• TRECHO DO DOCUMENTO:
Foto do escritor: Felipe CavalcanteFelipe Cavalcante
“Não faz sentido uma cidade deste tamanho, com a necessidade de alta densidade para os transportes e os serviços públicos ainda construir uma única casa no meio de um lote para uma só família.” - Paulo Mendes da Rocha sobre São Paulo em 2016

É comum testemunharmos associações de moradores de bairros de classe média alta se posicionarem contra a construção de edifícios nas suas vizinhanças, em áreas centrais e dotadas de infraestrutura pública. Claro, quem não quer ter o privilégio de morar em uma casa bem no centro da cidade e próximo a todas as amenidades. Eu mesmo adoraria, mas não tenho recursos para isso.


A única maneira de pessoas de classe média conseguirem morar nos melhores endereços da cidade é através da construção de apartamentos no lugar de casas. Onde antes havia apenas uma família desfrutando dos benefícios daquele lugar, passam a existir diversas famílias que residirão perto do trabalho, da escola dos filhos ou do seu lazer. Onde antes existia uma família com patrimônio de R$ 5 milhões, passa a haver 35 famílias com patrimônio de R$ 600.000,00.


Esse é um dos motivos pelos quais eu acredito que devemos deixar de combater o adensamento e a verticalização nos centros urbanos e passar a combater a existência de residências unifamiliares. É necessário que as pessoas façam suas escolhas de onde morar. Quem quiser estar próximos dos serviços e comodidades que só um centro urbano oferece, deve escolher por morar em apartamentos menores. Quem preferir morar perto da natureza, com tranquilidade e em terrenos maiores, deve escolher morar em casas na periferia. O eu não é possível é ter o melhor dos dois mundo: morar em casas unifamiliares amplas pertos das comodidades oferecidas.

• REGISTROS:

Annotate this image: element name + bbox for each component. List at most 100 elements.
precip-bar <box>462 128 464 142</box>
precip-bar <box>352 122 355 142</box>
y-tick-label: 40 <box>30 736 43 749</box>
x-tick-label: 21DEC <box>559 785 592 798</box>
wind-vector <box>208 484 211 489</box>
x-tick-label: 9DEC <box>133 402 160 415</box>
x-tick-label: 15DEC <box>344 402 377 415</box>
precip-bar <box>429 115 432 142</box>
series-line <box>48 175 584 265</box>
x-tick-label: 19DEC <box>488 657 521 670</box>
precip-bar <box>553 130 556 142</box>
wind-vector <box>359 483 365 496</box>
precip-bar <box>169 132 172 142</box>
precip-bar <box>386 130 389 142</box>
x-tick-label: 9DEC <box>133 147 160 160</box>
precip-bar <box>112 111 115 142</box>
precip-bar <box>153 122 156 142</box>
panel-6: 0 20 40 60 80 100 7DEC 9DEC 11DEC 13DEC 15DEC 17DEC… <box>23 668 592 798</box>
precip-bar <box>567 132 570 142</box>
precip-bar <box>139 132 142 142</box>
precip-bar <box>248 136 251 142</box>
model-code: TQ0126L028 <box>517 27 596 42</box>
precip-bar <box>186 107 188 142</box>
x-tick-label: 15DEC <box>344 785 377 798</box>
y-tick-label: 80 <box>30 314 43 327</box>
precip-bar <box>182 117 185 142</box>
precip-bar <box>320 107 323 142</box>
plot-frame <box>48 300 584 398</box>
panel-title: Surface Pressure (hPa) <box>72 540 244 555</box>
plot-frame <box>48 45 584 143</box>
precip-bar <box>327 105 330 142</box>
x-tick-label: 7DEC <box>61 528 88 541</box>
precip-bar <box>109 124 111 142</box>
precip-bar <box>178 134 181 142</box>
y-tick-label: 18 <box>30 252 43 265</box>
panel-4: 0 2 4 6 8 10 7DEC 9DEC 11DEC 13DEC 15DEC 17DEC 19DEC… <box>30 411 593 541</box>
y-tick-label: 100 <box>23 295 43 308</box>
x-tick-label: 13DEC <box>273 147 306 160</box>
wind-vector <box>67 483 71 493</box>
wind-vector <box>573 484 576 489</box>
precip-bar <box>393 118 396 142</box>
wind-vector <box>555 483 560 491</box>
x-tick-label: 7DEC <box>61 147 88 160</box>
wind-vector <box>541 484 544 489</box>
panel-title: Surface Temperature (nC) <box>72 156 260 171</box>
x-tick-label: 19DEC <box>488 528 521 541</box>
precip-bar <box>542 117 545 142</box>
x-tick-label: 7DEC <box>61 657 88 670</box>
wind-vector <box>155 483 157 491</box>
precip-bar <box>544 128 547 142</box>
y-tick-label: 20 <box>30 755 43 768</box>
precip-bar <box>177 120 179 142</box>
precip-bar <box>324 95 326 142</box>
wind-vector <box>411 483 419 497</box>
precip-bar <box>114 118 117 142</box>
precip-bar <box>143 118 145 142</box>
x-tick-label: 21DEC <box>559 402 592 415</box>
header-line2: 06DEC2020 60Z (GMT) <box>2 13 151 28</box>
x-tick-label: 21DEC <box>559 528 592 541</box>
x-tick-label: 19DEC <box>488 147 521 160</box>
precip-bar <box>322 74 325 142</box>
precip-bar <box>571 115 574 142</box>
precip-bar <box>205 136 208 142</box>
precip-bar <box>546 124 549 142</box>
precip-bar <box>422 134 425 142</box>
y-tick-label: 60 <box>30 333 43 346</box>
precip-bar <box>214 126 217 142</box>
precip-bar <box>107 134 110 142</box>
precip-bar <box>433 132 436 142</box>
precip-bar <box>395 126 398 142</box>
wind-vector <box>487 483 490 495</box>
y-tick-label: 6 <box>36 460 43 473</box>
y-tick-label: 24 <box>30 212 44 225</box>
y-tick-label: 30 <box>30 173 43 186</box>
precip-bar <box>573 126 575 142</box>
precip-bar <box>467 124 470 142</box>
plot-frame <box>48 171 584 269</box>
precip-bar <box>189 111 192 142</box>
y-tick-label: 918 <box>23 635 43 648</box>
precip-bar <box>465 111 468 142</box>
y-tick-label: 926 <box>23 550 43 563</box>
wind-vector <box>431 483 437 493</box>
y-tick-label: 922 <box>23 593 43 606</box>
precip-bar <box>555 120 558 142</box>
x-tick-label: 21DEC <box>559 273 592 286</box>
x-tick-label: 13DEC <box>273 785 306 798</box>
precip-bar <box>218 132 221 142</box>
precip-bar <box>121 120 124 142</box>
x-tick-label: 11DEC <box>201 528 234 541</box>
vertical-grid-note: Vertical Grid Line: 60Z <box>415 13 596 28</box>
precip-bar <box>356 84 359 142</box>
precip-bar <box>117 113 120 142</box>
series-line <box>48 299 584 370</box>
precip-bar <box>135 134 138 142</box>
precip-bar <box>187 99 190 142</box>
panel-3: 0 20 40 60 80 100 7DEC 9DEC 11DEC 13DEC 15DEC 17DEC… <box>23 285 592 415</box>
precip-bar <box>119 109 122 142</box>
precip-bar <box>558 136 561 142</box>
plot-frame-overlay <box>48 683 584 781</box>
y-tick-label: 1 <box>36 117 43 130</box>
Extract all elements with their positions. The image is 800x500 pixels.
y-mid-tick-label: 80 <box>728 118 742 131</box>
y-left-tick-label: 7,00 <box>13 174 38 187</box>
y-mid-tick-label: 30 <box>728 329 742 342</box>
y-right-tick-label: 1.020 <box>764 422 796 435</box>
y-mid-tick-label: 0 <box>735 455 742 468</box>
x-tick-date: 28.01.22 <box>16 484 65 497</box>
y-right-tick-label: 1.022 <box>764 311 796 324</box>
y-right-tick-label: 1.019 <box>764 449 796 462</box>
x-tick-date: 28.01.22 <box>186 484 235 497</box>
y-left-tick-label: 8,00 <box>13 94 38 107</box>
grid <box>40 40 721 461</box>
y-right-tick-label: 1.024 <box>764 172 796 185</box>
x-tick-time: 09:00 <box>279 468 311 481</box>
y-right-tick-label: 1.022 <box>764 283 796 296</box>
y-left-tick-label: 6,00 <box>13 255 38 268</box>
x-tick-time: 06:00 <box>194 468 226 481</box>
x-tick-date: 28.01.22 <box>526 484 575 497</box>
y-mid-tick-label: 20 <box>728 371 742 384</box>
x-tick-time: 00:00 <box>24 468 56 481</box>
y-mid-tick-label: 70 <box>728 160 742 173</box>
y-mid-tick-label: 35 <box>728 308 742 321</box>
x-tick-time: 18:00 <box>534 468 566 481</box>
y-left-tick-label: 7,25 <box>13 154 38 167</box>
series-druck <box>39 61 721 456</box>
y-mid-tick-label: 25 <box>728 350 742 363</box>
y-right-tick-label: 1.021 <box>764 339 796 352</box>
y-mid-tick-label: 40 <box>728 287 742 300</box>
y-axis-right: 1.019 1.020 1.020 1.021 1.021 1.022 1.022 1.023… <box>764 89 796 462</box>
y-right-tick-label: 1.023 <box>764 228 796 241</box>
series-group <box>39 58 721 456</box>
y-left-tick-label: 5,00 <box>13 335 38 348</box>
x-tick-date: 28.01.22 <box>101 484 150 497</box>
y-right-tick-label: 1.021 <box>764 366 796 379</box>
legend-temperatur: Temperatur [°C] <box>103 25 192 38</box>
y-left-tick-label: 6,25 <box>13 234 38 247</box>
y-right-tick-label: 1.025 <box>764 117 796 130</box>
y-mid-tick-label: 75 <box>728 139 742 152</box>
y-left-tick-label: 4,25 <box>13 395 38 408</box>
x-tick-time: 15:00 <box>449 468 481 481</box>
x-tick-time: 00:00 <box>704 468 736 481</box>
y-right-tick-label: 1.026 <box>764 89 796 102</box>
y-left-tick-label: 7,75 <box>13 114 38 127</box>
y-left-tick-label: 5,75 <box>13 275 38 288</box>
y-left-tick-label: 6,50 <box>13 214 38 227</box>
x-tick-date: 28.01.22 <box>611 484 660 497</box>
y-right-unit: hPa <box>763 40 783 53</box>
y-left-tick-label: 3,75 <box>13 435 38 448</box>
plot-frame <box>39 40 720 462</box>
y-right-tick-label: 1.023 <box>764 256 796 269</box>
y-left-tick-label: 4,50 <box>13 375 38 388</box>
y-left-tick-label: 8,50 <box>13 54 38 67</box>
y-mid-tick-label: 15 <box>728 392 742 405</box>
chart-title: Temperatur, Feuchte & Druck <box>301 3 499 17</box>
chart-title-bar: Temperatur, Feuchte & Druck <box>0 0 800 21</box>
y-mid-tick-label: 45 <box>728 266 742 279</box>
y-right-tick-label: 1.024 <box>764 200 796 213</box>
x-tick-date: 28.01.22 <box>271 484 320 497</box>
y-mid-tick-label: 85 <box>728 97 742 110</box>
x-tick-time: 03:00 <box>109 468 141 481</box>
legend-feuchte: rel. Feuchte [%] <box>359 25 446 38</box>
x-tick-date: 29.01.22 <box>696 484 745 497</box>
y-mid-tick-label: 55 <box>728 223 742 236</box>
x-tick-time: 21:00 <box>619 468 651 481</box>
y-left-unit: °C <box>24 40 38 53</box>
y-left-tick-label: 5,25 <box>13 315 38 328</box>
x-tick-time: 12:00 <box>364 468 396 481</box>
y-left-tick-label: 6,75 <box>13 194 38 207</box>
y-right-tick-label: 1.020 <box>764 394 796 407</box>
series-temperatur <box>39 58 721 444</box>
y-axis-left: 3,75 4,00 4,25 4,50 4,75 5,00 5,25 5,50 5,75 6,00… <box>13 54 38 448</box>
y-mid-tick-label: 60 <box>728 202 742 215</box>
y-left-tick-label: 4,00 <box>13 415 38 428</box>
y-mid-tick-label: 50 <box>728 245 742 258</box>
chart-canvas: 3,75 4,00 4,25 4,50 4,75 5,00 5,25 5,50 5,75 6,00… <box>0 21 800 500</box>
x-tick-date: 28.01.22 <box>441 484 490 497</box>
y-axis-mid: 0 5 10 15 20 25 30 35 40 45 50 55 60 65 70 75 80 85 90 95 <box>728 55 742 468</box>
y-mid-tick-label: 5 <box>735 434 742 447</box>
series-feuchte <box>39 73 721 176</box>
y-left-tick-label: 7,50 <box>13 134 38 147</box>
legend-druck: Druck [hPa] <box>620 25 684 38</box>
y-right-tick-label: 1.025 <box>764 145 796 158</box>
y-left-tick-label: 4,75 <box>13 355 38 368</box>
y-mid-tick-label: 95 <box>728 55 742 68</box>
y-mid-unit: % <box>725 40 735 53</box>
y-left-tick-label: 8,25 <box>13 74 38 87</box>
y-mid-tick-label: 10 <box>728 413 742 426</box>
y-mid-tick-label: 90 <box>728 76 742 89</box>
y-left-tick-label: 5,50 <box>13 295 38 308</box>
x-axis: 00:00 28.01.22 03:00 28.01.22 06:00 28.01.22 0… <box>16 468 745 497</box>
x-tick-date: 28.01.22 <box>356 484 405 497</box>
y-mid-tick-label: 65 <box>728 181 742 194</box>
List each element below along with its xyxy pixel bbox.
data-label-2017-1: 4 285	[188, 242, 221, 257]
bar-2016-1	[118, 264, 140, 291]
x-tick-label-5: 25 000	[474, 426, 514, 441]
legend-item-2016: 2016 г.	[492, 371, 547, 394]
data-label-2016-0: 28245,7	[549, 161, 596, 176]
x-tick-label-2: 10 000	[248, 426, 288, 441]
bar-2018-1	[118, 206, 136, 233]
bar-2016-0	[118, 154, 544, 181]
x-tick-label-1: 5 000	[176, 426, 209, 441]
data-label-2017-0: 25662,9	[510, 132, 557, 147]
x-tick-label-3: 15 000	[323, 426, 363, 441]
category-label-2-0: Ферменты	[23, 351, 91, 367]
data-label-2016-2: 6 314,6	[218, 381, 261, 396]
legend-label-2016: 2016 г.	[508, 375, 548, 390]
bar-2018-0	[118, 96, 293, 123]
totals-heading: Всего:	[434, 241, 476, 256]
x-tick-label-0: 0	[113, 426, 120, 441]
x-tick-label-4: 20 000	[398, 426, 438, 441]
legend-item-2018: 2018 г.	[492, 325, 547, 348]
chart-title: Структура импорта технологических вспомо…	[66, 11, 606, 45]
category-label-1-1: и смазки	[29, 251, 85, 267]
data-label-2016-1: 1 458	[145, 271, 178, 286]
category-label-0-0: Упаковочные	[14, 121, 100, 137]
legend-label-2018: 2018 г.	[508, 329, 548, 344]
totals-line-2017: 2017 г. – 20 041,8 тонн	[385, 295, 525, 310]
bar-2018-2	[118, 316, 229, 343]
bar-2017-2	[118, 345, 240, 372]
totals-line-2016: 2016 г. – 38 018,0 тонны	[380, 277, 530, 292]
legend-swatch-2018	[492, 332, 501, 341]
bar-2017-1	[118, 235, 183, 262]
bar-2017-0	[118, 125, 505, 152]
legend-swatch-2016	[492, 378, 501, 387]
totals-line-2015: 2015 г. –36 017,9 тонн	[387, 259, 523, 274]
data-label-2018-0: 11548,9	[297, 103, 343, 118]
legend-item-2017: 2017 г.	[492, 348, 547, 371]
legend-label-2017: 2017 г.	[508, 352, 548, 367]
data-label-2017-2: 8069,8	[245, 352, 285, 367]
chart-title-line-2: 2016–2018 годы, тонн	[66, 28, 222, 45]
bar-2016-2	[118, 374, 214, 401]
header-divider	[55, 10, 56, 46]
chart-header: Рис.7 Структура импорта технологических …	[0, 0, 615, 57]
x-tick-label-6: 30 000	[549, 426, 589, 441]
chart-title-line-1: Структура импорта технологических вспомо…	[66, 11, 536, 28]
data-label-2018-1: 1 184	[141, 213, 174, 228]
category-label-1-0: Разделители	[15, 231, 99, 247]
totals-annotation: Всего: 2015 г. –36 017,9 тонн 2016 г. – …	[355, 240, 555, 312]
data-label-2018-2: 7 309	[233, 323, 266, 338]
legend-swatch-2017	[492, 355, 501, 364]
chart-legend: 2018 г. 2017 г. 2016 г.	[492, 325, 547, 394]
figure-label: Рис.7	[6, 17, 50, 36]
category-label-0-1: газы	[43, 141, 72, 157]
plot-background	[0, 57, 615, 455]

• EXERCÍCIOS A RESOLVER:
1. No texto sobre adensamento urbano, como fica em forma de lista o parágrafo que começa com "A única maneira de pessoas de classe média", mantendo seus fatos principais?
2. Pode devolver sem nenhuma alteração as linhas dos registros, começando pela primeira delas e seguindo até a linha que contém "x-tick-label: 21DEC <box>559 785", com esta incluída?

• SOLUÇÕES DOS PROBLEMAS:
1.
- A construção de apartamentos no lugar de casas é a única maneira de pessoas de classe média morarem nos melhores endereços da cidade.
- Onde antes vivia uma só família, passam a viver diversas, perto do trabalho, da escola dos filhos ou do lazer.
- Uma família com patrimônio de R$ 5 milhões dá lugar a 35 famílias com patrimônio de R$ 600.000,00.

2.
Annotate this image: element name + bbox for each component. List at most 100 elements.
precip-bar <box>462 128 464 142</box>
precip-bar <box>352 122 355 142</box>
y-tick-label: 40 <box>30 736 43 749</box>
x-tick-label: 21DEC <box>559 785 592 798</box>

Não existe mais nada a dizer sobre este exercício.